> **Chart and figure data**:
* start *

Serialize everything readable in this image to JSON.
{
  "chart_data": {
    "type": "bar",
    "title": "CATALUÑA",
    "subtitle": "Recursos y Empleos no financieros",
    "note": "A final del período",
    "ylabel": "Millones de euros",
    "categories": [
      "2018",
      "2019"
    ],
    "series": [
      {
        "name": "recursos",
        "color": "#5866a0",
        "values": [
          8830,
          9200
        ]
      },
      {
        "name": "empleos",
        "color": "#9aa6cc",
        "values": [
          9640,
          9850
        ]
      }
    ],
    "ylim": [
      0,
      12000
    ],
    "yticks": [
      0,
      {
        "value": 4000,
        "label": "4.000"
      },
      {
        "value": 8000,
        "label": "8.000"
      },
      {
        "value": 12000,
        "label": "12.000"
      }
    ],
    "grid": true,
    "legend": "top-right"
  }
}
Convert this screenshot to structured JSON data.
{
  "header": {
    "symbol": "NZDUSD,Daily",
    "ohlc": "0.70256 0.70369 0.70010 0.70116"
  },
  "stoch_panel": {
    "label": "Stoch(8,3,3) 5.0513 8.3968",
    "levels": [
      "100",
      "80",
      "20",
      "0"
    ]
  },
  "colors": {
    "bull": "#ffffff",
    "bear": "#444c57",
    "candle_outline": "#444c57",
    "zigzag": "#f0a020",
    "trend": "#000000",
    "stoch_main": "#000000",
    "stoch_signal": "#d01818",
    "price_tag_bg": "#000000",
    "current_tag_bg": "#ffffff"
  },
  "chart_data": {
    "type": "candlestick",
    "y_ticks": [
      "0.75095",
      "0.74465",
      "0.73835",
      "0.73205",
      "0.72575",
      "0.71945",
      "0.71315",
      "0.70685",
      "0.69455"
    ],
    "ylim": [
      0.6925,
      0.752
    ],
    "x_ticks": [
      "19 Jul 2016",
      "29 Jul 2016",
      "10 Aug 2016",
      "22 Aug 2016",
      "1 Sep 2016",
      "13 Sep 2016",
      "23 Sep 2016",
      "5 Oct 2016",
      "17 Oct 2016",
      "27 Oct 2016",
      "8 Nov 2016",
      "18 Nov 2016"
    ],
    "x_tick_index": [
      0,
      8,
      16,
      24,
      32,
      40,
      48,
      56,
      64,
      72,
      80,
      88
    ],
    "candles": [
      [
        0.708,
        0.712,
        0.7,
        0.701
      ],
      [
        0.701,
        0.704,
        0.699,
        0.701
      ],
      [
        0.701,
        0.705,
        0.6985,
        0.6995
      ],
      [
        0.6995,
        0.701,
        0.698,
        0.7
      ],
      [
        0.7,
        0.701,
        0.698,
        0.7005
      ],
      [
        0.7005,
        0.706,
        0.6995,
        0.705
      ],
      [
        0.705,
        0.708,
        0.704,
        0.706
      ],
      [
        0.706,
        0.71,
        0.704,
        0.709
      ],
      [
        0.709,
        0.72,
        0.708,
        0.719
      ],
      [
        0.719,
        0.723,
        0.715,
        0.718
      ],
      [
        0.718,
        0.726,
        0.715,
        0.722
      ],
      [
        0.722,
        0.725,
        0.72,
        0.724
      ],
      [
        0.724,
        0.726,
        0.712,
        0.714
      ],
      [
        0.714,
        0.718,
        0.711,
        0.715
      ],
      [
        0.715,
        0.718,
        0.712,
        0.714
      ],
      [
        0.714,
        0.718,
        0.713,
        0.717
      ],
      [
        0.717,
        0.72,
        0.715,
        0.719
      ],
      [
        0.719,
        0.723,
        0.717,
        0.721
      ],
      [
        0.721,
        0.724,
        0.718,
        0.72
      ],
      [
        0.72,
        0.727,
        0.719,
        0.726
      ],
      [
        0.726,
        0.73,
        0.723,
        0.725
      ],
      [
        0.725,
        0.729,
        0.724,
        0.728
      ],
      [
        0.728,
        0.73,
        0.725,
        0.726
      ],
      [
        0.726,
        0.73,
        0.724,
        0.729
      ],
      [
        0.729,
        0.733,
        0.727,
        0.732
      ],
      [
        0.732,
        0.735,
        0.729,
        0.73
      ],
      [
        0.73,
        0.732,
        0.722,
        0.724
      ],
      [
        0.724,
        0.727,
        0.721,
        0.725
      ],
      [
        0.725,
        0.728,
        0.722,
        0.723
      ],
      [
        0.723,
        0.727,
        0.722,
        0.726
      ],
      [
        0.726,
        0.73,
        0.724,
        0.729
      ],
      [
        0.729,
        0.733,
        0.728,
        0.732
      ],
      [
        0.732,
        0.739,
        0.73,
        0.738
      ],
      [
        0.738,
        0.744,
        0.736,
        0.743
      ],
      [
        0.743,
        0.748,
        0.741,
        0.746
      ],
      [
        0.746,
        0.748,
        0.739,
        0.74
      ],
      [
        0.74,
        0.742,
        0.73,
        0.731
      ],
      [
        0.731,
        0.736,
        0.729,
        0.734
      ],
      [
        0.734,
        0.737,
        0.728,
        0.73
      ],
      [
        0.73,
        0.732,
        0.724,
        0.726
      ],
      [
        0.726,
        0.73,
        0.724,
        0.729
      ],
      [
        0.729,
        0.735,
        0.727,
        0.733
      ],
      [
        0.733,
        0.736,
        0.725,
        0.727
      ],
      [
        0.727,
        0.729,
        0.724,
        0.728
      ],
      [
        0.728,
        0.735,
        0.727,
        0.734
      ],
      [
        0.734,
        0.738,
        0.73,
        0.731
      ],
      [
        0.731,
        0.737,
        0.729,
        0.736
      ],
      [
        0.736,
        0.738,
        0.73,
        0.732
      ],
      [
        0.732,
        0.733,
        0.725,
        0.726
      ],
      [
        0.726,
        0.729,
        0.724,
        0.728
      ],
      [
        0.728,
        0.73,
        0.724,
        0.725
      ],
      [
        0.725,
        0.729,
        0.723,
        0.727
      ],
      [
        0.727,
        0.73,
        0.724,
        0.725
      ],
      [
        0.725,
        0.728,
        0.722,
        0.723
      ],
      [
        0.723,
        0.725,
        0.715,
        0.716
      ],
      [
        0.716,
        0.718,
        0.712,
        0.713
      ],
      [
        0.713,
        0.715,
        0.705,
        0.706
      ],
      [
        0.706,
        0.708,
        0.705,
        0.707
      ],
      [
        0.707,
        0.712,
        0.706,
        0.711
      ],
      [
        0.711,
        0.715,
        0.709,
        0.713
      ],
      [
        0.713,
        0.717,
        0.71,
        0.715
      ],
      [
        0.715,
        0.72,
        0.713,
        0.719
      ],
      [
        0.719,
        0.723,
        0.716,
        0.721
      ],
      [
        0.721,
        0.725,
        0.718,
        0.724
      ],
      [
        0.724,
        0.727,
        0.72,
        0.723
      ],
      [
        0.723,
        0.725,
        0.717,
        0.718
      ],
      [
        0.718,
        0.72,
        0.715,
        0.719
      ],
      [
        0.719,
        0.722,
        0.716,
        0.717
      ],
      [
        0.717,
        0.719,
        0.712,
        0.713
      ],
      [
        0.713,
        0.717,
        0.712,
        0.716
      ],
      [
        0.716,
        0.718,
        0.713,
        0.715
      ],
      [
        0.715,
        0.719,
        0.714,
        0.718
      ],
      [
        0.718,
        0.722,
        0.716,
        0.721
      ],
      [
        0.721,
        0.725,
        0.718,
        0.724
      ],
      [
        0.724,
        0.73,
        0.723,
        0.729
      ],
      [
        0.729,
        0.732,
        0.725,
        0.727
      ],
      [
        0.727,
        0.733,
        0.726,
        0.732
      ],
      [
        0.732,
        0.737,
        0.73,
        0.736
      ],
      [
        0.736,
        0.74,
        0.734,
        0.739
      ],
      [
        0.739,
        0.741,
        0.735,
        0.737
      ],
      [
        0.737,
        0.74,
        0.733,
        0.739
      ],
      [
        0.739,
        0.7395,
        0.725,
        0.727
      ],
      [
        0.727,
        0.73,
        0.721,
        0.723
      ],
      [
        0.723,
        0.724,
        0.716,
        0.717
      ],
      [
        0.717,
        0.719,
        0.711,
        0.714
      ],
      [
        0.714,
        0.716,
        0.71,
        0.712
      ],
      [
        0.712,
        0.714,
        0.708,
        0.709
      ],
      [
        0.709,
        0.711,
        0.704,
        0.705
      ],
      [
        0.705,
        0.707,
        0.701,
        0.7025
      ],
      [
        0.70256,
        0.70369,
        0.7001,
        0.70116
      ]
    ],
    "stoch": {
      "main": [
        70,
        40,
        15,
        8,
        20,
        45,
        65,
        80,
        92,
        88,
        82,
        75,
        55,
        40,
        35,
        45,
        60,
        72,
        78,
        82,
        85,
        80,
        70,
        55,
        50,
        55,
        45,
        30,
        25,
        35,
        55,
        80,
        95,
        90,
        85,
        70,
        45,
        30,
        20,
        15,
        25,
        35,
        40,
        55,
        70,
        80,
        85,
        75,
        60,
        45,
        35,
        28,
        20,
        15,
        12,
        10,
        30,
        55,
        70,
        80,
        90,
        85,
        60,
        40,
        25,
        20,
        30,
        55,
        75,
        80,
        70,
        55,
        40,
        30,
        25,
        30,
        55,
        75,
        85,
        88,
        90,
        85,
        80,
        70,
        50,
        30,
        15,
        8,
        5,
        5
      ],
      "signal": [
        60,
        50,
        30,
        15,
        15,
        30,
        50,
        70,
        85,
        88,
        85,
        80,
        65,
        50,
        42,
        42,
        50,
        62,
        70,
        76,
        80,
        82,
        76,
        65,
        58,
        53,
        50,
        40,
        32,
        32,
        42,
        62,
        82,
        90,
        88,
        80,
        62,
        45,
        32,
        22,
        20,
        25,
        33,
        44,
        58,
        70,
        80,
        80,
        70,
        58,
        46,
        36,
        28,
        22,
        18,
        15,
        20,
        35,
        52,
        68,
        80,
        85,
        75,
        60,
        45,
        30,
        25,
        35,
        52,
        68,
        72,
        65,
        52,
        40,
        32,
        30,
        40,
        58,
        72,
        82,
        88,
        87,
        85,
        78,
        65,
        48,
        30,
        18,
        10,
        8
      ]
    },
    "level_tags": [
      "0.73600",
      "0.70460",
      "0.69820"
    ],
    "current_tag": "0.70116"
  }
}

* end *

> **EXERCISE TASK**: Identify how many lines in the entries above contain the word "JSON" and provide only that figure.

> **EXERCISE RESULT**: 2